* start *

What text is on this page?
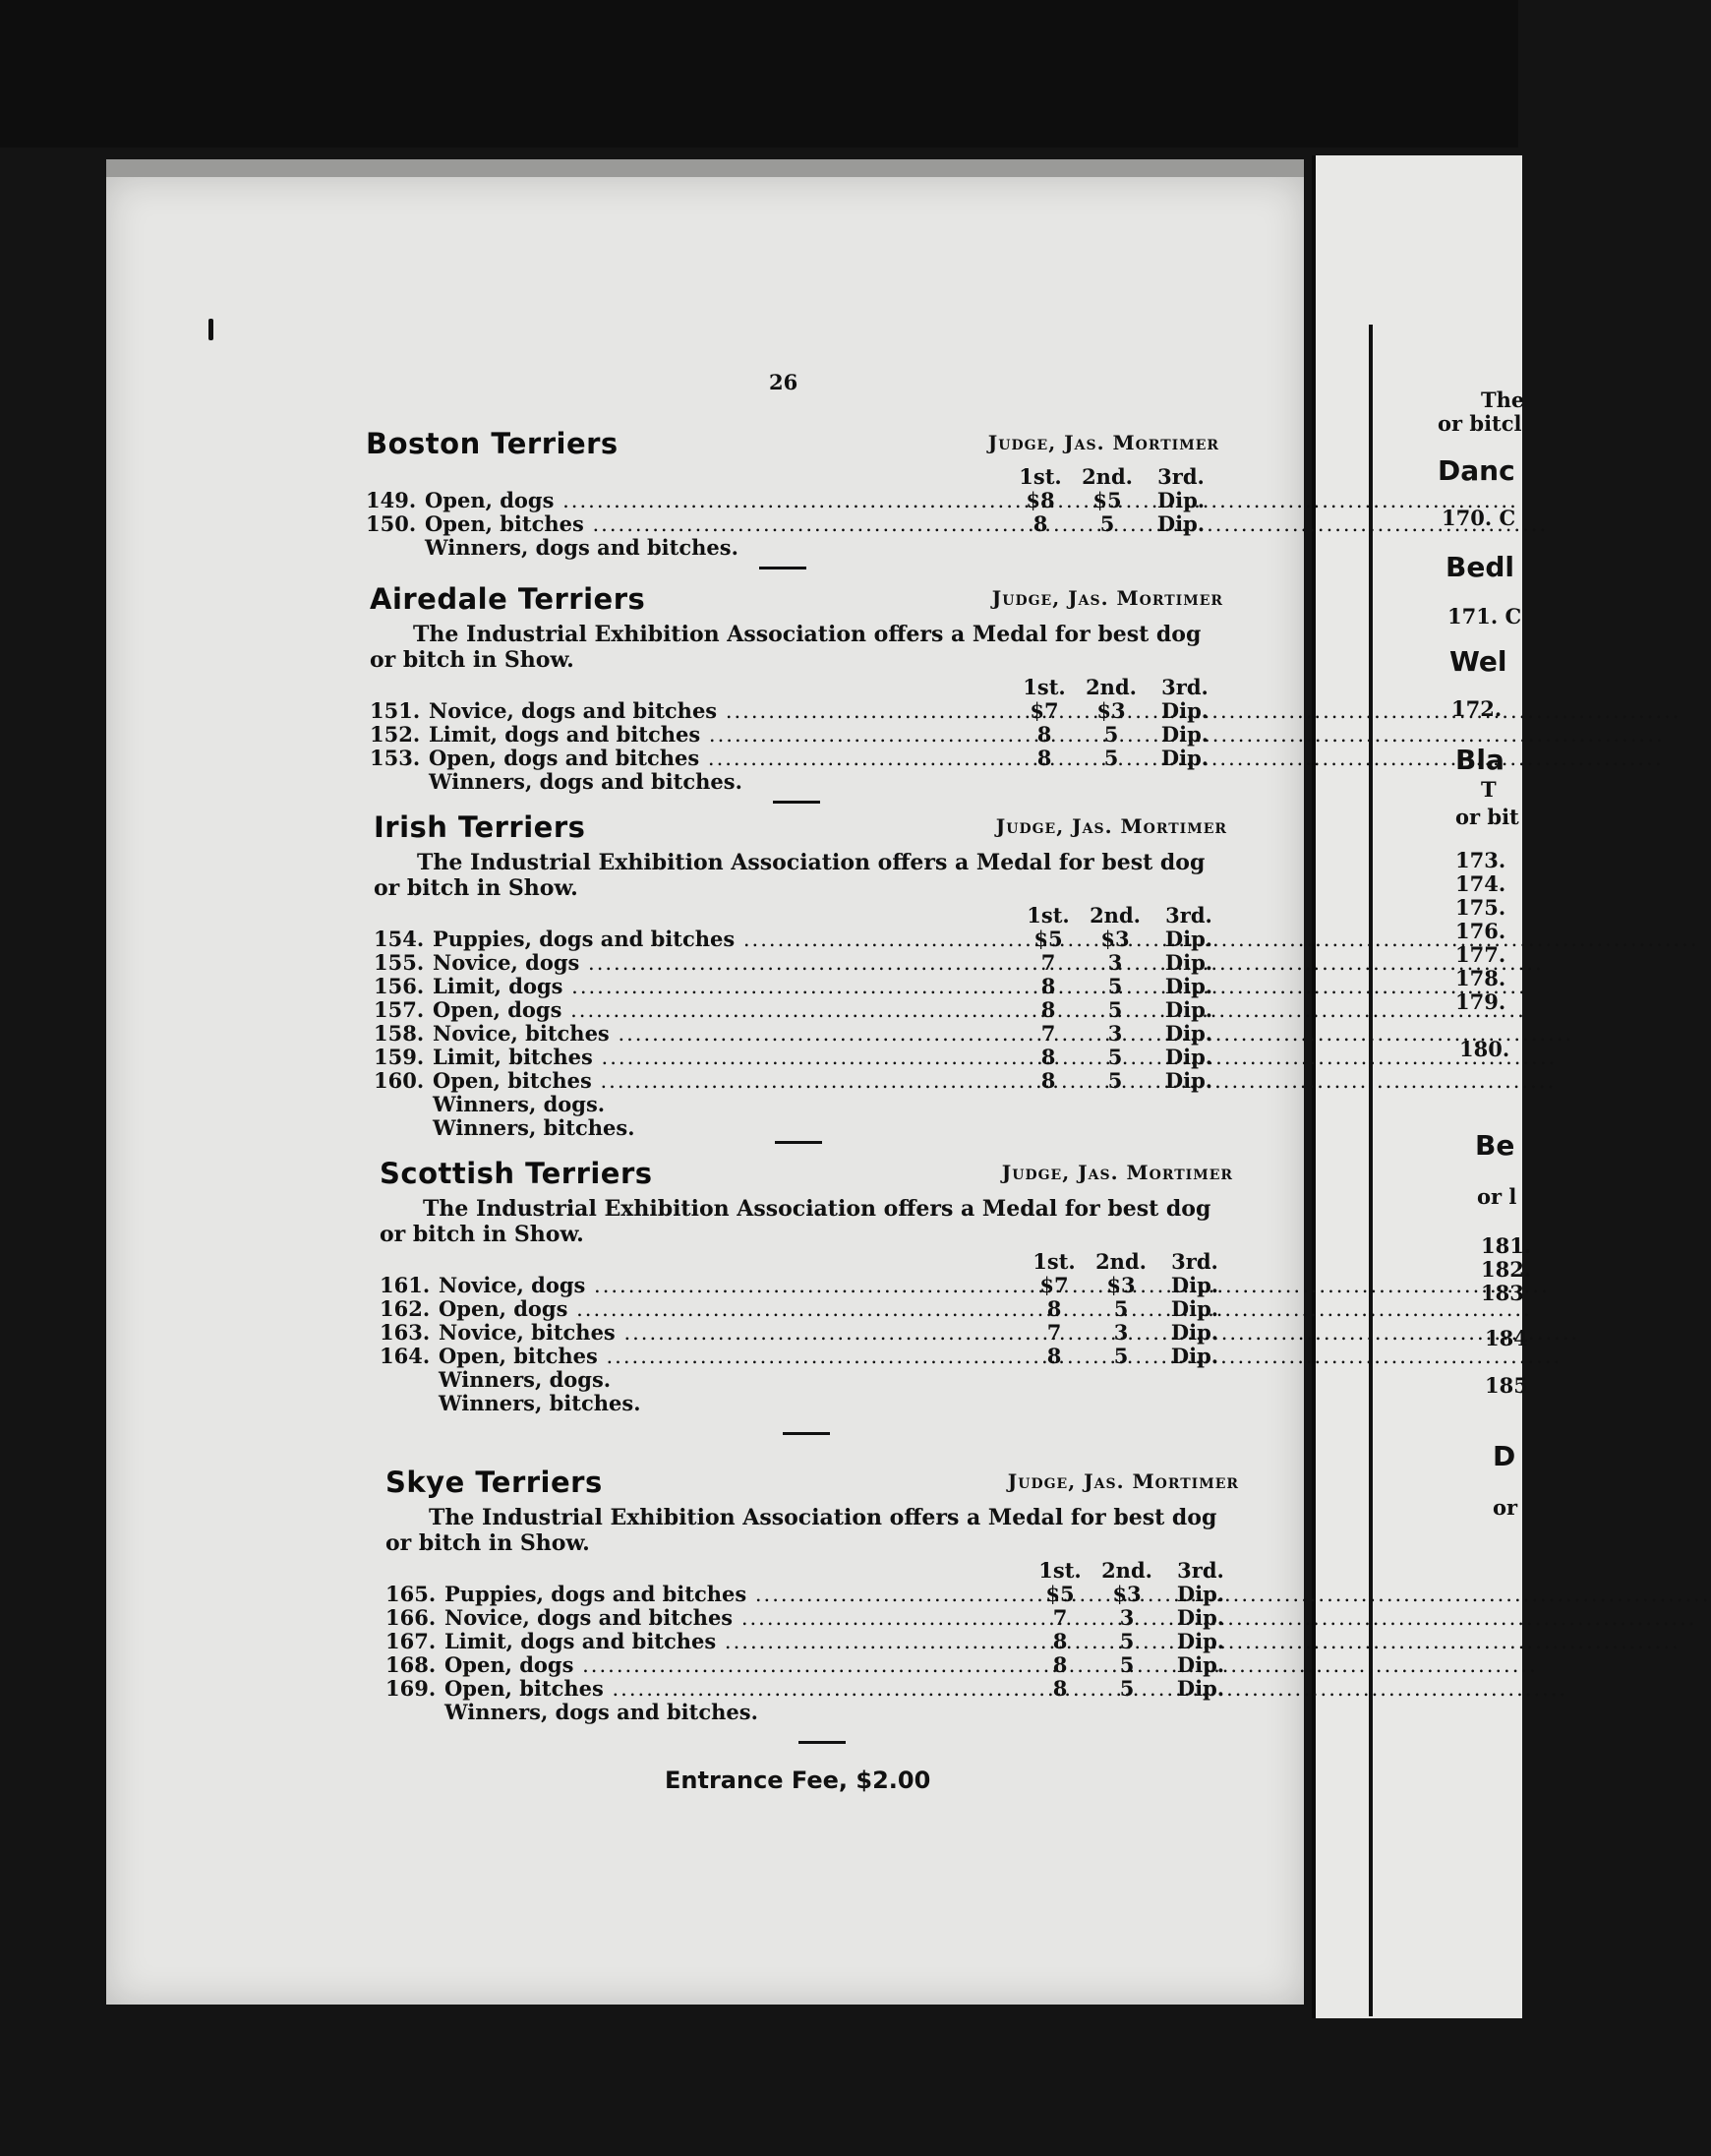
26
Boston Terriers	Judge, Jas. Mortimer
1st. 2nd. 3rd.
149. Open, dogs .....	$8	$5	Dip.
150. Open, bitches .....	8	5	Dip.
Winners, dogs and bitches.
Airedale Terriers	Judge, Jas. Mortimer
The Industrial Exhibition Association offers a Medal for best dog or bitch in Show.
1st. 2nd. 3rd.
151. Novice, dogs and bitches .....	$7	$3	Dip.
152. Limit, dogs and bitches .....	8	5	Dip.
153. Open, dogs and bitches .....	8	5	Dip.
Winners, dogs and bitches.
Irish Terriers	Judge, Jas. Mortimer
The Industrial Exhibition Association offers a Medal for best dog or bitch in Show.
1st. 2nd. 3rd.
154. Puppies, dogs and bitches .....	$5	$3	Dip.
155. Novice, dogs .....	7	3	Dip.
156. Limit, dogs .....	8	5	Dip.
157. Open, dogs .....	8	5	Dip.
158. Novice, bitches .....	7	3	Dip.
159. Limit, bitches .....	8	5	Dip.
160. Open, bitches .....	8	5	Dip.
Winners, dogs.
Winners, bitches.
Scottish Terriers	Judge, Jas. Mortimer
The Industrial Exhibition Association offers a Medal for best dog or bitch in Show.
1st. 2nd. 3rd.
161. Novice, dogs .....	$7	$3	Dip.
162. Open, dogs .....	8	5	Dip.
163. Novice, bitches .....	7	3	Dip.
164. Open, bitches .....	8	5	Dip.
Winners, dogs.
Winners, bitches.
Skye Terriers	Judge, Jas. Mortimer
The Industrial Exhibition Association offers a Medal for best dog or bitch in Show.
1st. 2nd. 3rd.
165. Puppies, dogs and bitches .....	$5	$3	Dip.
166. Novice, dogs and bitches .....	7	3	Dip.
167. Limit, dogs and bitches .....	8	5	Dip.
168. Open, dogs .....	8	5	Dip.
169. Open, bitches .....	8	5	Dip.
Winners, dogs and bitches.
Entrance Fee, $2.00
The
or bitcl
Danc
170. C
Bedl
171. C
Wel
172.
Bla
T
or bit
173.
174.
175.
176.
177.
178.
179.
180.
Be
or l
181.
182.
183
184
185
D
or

* end *

_TASK OBJECTIVE:_
Give the count of lines that hold the word "Puppies", with nothing added.

_SOLVED PROBLEM:_
2